« first day (368 days earlier)      last day (36 days later) » 

3:18 AM
0
Q: Why don't languages do automatic pimpl?

Tom HuntingtonI just profiled my template instantiations with https://github.com/microsoft/vcperf A lot of time is spent instantiating private members with types from the standard library templates std::map, std::tuple, std::variant, std::span. But there is a simple way to avoid this with the placement-new pim...

 
 
2 hours later…
5:15 AM
'placement new pimpl' should be called 'impl'
or maybe just 'padding'
 
 
5 hours later…
10:27 AM
fair
 
 
12 hours later…
10:26 PM
ocaml's polymorphic variants are way nicer then I was expecting
they're really handy for error propagation if you mix them with result and let*/let+
 
10:47 PM
there's no better way to error handle then weird CPS-like program transforms
 
10:57 PM
oh, there's let*/let+ in ocaml now?
 
as far as I know they started in ocaml, where have you seen them?
oh huh ok, they've only been in there since 2019, later then I thought
 
my ocaml is a bit old
 
fair
 
* and + for working with monads and applicative functors...

- **Problem**
Set down everything in the chat transcript from "as far as I" down to "and applicative functors...", word for word.

- **Stored rows**
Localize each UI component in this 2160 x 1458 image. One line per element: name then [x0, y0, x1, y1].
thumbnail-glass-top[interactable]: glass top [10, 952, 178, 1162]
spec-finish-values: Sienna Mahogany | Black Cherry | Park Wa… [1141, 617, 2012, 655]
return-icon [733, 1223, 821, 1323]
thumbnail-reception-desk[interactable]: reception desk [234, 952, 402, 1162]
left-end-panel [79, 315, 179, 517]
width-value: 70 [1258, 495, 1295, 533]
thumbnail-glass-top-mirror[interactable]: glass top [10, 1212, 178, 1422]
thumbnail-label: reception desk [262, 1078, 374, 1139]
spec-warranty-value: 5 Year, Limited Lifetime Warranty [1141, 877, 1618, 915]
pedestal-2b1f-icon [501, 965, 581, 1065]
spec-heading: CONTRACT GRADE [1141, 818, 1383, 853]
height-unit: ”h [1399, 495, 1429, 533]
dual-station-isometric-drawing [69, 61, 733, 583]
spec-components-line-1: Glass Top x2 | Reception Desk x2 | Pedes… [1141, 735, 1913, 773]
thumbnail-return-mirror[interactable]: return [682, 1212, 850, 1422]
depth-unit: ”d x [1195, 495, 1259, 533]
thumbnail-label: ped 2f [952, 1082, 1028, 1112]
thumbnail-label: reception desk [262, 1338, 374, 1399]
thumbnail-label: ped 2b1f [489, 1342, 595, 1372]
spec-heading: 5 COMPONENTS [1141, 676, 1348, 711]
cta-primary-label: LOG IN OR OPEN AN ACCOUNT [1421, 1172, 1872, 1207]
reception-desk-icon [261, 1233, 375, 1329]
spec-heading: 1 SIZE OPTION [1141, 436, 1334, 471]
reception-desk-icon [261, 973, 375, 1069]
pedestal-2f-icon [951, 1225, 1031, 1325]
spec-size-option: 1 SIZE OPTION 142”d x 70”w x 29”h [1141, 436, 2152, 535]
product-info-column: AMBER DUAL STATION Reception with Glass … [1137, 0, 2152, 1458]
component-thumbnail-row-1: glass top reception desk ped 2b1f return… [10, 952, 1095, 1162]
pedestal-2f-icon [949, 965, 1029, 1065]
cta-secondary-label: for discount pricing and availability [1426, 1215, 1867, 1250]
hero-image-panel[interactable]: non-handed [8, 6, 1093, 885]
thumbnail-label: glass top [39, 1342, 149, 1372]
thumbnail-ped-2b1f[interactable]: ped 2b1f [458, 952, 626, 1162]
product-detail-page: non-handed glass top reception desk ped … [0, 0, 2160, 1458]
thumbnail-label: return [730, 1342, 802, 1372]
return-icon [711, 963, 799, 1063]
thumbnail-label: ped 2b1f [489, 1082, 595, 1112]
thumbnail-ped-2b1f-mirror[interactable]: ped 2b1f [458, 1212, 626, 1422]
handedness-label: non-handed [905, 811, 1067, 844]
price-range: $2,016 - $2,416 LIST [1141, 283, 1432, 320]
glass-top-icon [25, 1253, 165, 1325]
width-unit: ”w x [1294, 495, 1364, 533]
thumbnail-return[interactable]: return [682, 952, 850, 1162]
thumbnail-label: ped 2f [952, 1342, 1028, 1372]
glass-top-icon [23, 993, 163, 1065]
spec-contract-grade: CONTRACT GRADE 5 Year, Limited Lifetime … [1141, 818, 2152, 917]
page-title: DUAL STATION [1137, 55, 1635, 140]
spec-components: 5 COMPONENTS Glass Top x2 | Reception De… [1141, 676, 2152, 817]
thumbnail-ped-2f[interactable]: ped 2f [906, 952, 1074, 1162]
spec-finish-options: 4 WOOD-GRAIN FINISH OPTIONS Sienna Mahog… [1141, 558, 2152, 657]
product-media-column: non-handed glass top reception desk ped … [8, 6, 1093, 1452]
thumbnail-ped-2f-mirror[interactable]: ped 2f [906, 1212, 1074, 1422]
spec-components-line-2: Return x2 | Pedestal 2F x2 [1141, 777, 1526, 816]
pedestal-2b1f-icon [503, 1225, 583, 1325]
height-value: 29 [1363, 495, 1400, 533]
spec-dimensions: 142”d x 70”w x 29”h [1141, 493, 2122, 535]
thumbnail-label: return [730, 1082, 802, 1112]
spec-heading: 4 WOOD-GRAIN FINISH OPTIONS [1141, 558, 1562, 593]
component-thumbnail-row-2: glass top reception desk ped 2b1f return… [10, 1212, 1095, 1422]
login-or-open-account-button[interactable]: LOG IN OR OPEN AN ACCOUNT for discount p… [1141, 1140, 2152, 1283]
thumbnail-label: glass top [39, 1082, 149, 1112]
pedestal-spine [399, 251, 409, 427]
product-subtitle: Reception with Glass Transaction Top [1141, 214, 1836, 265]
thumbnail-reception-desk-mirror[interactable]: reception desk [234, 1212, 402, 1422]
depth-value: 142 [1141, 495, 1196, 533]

- **Correct result**
as far as I know they started in ocaml, where have you seen them?
oh huh ok, they've only been in there since 2019, later then I thought
 
my ocaml is a bit old
 
fair
 
* and + for working with monads and applicative functors...